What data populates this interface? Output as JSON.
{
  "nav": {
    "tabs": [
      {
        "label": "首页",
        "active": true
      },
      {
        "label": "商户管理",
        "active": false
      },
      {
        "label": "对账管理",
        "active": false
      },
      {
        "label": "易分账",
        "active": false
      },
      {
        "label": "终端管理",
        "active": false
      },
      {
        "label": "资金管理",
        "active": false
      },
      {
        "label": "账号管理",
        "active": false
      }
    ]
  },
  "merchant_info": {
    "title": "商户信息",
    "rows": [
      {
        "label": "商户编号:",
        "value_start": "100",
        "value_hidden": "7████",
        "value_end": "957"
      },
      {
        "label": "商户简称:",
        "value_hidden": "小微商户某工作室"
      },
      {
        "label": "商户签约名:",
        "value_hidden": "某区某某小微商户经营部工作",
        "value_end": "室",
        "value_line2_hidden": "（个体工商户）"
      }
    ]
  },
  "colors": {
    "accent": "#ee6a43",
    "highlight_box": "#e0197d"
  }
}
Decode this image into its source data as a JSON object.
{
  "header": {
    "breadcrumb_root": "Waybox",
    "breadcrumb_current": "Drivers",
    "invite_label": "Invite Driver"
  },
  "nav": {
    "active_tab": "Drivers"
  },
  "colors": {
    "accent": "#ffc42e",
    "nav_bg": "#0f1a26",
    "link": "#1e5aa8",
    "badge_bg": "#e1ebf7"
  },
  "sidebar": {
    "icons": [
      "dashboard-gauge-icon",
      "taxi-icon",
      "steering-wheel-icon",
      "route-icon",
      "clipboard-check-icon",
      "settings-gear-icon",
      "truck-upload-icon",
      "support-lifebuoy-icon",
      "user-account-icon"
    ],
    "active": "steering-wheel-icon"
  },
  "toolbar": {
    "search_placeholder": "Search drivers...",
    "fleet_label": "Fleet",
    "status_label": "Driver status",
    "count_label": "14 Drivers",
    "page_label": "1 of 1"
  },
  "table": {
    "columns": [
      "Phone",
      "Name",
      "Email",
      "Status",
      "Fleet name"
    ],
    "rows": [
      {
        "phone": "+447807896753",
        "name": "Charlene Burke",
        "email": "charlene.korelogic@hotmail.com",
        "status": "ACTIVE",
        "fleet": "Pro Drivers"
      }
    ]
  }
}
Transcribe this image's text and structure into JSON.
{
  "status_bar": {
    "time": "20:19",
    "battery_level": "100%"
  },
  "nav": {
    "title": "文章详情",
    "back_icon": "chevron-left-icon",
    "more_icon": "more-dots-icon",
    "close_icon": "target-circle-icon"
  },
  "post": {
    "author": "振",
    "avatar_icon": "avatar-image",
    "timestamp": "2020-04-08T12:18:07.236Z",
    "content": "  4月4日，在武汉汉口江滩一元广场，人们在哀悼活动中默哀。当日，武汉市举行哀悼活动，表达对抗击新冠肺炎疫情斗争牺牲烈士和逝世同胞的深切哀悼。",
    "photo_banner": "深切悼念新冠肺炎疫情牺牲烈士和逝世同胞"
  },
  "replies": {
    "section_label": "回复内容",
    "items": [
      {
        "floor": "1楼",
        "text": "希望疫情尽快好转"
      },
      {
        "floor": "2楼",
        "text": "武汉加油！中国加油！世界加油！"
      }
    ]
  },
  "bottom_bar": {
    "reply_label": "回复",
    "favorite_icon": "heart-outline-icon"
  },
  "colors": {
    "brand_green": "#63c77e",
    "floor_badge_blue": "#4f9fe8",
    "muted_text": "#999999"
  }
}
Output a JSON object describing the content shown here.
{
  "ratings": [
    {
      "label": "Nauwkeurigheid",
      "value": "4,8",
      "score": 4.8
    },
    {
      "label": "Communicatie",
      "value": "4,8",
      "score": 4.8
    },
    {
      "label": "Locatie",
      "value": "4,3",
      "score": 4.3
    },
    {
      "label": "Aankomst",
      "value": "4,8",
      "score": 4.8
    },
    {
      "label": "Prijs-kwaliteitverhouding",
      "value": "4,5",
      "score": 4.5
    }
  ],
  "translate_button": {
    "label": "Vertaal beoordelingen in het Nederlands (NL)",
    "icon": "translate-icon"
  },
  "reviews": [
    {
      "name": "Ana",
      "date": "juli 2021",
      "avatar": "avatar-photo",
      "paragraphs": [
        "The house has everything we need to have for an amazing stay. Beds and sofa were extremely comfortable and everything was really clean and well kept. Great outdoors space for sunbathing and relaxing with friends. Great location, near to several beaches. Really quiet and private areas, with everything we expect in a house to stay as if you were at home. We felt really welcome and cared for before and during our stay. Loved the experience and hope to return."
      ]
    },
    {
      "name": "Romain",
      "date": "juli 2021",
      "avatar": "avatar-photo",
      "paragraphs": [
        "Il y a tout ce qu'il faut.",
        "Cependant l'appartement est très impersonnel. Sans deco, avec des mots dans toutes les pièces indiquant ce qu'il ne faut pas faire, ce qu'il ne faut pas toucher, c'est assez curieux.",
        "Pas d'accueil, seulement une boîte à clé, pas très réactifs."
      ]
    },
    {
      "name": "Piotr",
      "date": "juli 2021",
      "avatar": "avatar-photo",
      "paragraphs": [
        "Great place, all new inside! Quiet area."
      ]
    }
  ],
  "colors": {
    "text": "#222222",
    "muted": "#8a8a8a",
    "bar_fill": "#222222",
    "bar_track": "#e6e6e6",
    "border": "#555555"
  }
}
★ ★ ★ ★ ★
Select the lines in this material that hold the word "JSON", leaving none out.

#### FINAL RESULT
What data populates this interface? Output as JSON.
Decode this image into its source data as a JSON object.
Transcribe this image's text and structure into JSON.
Output a JSON object describing the content shown here.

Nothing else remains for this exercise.